Provided text:
This particular headache had come on about a half hour prior to her emergency
room visit. She was brought in by her husband and waited approximately
one hour and a half in the waiting room before being brought into a room
and examined by an ER physician.
She
gave a history of the sudden onset of a generalized headache, more severe
than any previous headaches, but she had no other symptoms: no photophobia,
no difficulty with cognitive function and no nausea or vomiting.
Examination showed no neurologic deficit. There was some mild nuchal rigidity,
but no pain on anterior flexion of the cervical spine.
The examination was concluded at approximately 2 o’clock in the morning,
and the patient was admitted with a diagnosis of headache of unknown cause,
possible subarachnoid hemorrhage, and a CT scan was ordered for the morning.
The CT scan was carried out at approximately 2:30 in the afternoon, and
interpreted by the radiologist at 4 p.m. He felt that the patient’s CT
showed evidence of subarachnoid hemorrhage and called the patient’s internist
to whose service she had been admitted. The internist then contacted a
neurological surgeon who saw the patient at approximately 5:30 and ordered
four-vessel angiography.
At approximately 6:30, the patient was on her way to the angiographic
suite when she suffered another episode of severe headache and, within
minutes, her condition rapidly deteriorated to the point that she was
unresponsive to verbal stimuli and showed posturing in response to painful
stimuli. Her pupils were dilated and fixed. Prior to the onset of the
last episode of headache, she was a Hunt-Hess Grade 1, and after the episode
was a Hunt-Hess Grade 5.
Nonetheless, the angiogram was carried out and communicating artery aneurysm
with massive subarachnoid hemorrhage and rupture into the anterior ventricular
system. There was thought to be some extravasation of dye from the aneurysm,
although this could not be confirmed.

Assignment 1: Decide whether each statement agrees with the headache case account, answering yes or no and quoting the deciding words: (a) The patient's husband brought her to the emergency room. (b) The examination found pain on anterior flexion of the cervical spine. (c) The radiologist interpreted the CT scan at 4 p.m.
Assignment 2: Write what comes next in the headache case account, picking up after its final sentence.
The material that follows comes from a separate source, not from the headache case account.

Records excerpted from a collection

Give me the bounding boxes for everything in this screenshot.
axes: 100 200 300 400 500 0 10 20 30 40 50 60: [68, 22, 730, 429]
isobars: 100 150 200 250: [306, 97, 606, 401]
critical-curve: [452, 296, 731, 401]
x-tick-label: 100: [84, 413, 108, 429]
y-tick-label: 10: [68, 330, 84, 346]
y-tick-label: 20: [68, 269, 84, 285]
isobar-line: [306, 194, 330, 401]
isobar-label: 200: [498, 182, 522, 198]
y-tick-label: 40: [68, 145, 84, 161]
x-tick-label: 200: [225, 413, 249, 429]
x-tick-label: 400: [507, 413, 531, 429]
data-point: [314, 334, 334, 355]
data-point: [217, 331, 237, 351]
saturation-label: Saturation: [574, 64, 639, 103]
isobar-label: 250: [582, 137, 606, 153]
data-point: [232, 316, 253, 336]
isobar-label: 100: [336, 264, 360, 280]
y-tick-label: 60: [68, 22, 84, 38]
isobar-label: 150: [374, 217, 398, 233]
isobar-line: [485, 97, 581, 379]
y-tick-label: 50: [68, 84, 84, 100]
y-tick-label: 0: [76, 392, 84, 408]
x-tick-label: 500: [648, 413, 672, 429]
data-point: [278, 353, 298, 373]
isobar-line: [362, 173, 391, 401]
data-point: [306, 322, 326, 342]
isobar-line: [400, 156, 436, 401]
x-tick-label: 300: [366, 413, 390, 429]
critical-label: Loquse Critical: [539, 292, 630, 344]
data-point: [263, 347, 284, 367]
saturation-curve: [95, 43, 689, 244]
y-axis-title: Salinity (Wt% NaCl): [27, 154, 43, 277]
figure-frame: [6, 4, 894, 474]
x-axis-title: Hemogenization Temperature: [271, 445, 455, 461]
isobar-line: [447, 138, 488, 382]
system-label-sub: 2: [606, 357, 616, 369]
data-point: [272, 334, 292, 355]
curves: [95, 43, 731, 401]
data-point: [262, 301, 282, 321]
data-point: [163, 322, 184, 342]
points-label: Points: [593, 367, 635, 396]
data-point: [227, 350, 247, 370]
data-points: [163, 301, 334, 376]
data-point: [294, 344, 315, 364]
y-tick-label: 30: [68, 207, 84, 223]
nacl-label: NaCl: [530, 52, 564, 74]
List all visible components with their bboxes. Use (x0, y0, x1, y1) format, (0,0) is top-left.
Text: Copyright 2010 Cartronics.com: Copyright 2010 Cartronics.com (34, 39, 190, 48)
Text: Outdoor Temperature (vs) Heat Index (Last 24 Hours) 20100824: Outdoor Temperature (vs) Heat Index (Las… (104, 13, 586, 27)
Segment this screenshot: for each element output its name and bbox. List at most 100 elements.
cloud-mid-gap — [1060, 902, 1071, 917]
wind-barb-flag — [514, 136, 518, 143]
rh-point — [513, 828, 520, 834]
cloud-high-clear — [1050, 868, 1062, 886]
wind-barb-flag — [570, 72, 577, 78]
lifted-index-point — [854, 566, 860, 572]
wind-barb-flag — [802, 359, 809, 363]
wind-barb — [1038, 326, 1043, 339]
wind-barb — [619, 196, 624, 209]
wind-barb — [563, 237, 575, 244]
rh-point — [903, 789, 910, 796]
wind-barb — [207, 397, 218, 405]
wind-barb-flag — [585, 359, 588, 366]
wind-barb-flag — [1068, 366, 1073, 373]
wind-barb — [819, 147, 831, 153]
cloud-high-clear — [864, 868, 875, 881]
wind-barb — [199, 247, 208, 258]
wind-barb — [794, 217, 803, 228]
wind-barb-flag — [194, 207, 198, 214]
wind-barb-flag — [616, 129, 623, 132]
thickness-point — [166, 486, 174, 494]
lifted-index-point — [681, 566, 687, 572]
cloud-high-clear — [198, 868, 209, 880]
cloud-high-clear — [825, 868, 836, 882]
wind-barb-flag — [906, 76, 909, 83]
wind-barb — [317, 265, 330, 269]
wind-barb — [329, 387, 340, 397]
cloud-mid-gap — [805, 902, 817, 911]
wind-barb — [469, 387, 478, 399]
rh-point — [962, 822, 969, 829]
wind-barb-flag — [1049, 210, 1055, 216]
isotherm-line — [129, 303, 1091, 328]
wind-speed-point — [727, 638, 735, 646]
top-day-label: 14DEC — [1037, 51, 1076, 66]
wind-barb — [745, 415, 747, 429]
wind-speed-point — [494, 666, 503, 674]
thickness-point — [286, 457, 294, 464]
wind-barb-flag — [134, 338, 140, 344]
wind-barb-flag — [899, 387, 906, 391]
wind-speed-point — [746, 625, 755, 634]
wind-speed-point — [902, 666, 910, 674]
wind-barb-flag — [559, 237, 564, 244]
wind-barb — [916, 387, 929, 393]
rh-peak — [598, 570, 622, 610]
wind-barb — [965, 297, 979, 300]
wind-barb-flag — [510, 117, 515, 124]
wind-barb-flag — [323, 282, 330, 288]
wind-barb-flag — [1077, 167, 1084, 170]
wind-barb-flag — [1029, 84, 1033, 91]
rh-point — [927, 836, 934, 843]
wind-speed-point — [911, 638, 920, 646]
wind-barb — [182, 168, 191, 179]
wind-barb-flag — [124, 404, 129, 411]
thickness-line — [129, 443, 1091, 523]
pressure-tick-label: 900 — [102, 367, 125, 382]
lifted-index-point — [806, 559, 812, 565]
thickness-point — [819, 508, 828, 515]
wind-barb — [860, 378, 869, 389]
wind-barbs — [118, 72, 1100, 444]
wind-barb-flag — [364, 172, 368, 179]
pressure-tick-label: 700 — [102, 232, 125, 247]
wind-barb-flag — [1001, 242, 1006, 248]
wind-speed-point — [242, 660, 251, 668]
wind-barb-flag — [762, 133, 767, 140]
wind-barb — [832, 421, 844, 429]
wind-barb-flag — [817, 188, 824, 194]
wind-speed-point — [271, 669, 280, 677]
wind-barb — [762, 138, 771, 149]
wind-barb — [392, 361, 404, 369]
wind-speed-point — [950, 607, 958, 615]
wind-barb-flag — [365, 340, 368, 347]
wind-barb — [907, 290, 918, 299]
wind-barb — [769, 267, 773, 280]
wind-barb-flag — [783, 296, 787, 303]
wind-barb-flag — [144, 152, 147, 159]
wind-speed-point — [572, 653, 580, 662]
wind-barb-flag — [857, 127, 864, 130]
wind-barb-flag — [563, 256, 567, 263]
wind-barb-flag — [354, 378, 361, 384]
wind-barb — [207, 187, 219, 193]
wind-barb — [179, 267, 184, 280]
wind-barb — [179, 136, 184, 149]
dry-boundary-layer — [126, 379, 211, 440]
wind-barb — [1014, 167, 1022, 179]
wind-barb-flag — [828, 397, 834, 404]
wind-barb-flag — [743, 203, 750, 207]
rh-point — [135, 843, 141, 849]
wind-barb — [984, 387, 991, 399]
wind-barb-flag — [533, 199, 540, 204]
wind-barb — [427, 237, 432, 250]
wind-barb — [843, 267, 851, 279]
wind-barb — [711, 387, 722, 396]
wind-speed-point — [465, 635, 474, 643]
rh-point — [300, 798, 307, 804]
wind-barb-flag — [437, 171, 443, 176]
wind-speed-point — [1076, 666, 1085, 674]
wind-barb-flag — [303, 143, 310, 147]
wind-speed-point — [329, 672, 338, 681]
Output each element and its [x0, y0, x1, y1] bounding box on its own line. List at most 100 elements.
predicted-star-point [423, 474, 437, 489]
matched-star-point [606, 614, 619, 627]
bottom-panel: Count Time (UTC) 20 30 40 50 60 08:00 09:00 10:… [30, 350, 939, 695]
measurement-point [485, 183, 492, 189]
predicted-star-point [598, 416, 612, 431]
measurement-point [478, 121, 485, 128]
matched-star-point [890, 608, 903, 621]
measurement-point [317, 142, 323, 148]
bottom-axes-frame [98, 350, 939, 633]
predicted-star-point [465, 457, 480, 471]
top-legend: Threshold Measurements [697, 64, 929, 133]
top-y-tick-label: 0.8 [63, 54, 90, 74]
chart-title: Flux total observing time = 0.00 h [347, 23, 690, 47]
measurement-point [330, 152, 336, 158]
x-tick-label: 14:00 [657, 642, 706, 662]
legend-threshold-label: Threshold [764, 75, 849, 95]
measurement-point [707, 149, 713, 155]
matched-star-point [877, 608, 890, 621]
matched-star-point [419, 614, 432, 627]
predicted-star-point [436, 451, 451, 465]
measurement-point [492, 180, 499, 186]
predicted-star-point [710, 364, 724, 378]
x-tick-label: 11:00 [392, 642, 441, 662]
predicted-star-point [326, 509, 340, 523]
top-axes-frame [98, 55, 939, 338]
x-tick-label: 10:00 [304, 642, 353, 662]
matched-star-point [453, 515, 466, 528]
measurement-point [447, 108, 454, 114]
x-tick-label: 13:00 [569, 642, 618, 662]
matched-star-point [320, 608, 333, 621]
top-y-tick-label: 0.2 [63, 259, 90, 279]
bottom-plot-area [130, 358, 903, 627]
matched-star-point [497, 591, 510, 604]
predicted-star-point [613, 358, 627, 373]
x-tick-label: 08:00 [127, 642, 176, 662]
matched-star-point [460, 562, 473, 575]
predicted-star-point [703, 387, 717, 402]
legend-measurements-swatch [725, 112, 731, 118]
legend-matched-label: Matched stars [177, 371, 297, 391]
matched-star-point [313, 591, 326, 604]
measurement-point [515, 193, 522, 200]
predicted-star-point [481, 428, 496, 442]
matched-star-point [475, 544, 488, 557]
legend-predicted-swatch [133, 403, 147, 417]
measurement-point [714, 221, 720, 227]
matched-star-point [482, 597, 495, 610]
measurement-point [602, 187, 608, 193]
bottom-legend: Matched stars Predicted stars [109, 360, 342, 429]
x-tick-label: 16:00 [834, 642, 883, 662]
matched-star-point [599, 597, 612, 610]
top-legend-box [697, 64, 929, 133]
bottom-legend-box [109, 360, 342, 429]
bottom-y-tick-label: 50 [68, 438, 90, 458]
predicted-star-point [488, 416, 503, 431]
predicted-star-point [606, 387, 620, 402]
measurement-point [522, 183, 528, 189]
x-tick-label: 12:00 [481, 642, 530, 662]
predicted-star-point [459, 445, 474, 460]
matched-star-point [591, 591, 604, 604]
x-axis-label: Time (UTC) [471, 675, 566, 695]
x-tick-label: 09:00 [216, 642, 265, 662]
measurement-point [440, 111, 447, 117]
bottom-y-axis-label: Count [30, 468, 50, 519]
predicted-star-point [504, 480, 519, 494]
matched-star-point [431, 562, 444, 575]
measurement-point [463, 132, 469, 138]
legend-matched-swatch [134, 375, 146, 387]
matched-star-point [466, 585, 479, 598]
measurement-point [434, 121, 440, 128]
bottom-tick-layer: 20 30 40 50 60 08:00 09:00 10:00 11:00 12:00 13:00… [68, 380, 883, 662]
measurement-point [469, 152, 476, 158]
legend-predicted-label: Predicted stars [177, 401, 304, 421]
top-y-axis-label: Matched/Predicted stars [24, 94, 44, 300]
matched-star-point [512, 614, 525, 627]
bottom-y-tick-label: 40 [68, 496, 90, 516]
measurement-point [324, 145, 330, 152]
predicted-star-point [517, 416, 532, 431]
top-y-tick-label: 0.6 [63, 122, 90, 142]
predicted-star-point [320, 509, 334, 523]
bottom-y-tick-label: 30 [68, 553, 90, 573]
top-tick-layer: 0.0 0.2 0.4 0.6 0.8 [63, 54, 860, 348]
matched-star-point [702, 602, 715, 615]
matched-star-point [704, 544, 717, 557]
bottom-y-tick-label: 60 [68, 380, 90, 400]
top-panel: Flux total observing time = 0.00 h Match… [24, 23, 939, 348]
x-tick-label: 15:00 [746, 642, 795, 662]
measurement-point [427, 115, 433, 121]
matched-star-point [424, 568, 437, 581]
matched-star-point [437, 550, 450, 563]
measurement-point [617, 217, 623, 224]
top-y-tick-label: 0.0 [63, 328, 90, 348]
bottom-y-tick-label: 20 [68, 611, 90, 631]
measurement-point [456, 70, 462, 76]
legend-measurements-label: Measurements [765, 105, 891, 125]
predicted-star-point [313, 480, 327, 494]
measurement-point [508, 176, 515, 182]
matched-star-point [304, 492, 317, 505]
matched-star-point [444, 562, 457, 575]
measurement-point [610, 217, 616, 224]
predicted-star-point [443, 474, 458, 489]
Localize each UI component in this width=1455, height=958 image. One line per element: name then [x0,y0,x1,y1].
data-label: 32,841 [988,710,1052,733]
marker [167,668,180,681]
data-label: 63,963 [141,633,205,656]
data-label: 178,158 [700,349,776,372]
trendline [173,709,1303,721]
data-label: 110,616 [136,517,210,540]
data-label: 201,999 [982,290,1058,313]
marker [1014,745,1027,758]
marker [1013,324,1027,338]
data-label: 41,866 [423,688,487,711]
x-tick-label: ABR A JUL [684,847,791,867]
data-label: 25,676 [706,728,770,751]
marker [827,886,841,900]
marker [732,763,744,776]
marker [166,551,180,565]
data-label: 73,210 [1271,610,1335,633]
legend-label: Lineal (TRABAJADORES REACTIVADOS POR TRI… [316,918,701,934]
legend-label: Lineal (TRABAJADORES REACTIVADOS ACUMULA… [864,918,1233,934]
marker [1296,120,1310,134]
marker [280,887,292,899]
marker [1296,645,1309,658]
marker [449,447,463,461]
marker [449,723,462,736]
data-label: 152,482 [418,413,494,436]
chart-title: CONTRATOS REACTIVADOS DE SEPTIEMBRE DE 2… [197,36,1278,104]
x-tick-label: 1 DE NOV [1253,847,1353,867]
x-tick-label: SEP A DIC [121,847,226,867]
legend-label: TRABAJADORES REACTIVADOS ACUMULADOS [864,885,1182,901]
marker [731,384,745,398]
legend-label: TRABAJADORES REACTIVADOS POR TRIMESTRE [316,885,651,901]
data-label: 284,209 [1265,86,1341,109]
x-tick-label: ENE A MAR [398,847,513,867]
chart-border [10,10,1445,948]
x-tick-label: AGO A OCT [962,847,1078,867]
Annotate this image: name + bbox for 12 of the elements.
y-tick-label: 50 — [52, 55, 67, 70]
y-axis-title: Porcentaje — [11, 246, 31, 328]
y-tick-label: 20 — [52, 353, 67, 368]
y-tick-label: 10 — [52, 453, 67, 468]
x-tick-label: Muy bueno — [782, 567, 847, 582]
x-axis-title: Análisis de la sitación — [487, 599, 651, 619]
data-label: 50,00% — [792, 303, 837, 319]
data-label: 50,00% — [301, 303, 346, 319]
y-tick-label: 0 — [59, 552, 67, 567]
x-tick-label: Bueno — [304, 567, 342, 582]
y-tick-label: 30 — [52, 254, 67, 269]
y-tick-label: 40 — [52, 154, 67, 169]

Result 1:
(a) Yes: "She was brought in by her husband"
(b) No: "but no pain on anterior flexion of the cervical spine"
(c) Yes: "interpreted by the radiologist at 4 p.m."

Result 2:
The patient had been intubated prior to the angiogram and, subsequently,
was placed on an aggressive program of conservative care including appropriate
doses of Mannitol and intraventricular drainage (the opening ventricular
pressure was 20).
She expired at 10:30 on the day after admission.
Why did the Medical-Legal Review panel find this case to be meritorious?
There was absolutely an unacceptable delay in the diagnosis of a subarachnoid
hemorrhage in this case. As soon as such a diagnosis was entertained,
either a spinal fluid examination or a CT scan should have been done immediately.
The subarachnoid hemorrhage from the first episode would have been found.
At that time, an angiogram would have been done, the aneurysm found and
surgical intervention carried out. The surgical mortality for a Grade
1 aneurysm is less than 15%. This is compared to the mortality of a second
aneurysmal subarachnoid hemorrhage which is over 50%.
This case went to trial and the jury returned a verdict against both the
ER physician and the internist, who was the patient’s personal physician
onto whose service she was admitted.